In the entries below, count every line with the word "papiers". Return only the count.

--

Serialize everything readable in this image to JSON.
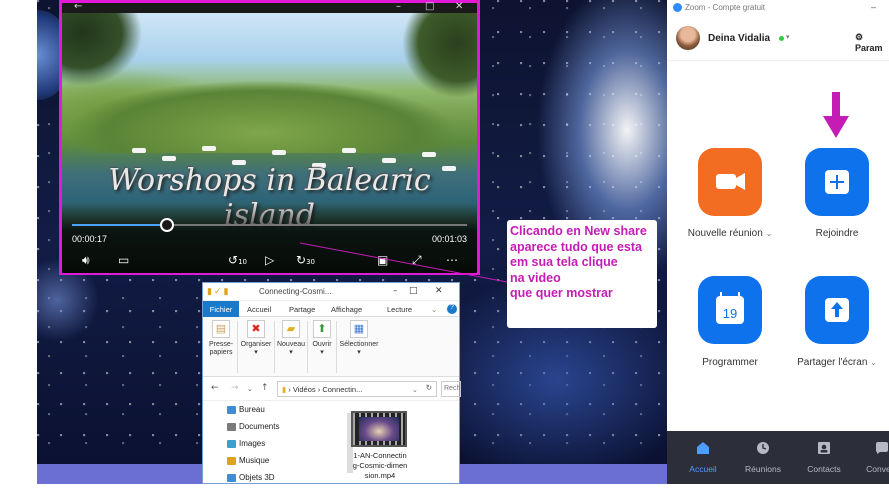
{
  "video_player": {
    "title_overlay": "Worshops in Balearic island",
    "time_current": "00:00:17",
    "time_total": "00:01:03",
    "progress_fraction": 0.24,
    "skip_back_label": "10",
    "skip_forward_label": "30",
    "icons": [
      "back-arrow-icon",
      "volume-icon",
      "subtitles-icon",
      "skip-back-icon",
      "play-icon",
      "skip-forward-icon",
      "miniplayer-icon",
      "fullscreen-icon",
      "more-icon"
    ]
  },
  "explorer": {
    "title": "Connecting-Cosmi...",
    "tabs": [
      "Fichier",
      "Accueil",
      "Partage",
      "Affichage",
      "Lecture"
    ],
    "ribbon": [
      {
        "label": "Presse-papiers",
        "line1": "Presse-",
        "line2": "papiers"
      },
      {
        "label": "Organiser",
        "line1": "Organiser",
        "line2": ""
      },
      {
        "label": "Nouveau",
        "line1": "Nouveau",
        "line2": ""
      },
      {
        "label": "Ouvrir",
        "line1": "Ouvrir",
        "line2": ""
      },
      {
        "label": "Sélectionner",
        "line1": "Sélectionner",
        "line2": ""
      }
    ],
    "address": {
      "part1": "Vidéos",
      "sep": "›",
      "part2": "Connectin..."
    },
    "search_placeholder": "Rech",
    "tree": [
      {
        "label": "Bureau",
        "color": "#3b8fd8"
      },
      {
        "label": "Documents",
        "color": "#7a7a7a"
      },
      {
        "label": "Images",
        "color": "#3ba0d0"
      },
      {
        "label": "Musique",
        "color": "#e0a020"
      },
      {
        "label": "Objets 3D",
        "color": "#3b8fd8"
      }
    ],
    "file": {
      "name_lines": [
        "1-AN-Connectin",
        "g-Cosmic-dimen",
        "sion.mp4"
      ]
    }
  },
  "annotation": {
    "lines": [
      "Clicando en New share",
      "aparece tudo que esta",
      "em sua tela clique",
      "na video",
      "que quer mostrar"
    ],
    "color": "#c41cb5"
  },
  "zoom": {
    "window_title": "Zoom - Compte gratuit",
    "user_name": "Deina Vidalia",
    "settings_label": "Param",
    "buttons": [
      {
        "label": "Nouvelle réunion",
        "chevron": "⌄",
        "icon": "video-camera-icon",
        "color": "#f26d21"
      },
      {
        "label": "Rejoindre",
        "chevron": "",
        "icon": "plus-icon",
        "color": "#0e72ed"
      },
      {
        "label": "Programmer",
        "chevron": "",
        "icon": "calendar-icon",
        "calendar_day": "19",
        "color": "#0e72ed"
      },
      {
        "label": "Partager l'écran",
        "chevron": "⌄",
        "icon": "share-screen-icon",
        "color": "#0e72ed"
      }
    ],
    "nav": [
      {
        "label": "Accueil",
        "icon": "home-icon",
        "active": true
      },
      {
        "label": "Réunions",
        "icon": "clock-icon",
        "active": false
      },
      {
        "label": "Contacts",
        "icon": "contacts-icon",
        "active": false
      },
      {
        "label": "Convers",
        "icon": "chat-icon",
        "active": false
      }
    ],
    "accent": "#0e72ed",
    "arrow_color": "#c41cb5"
  }
}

--

**Solution for this exercise:** 2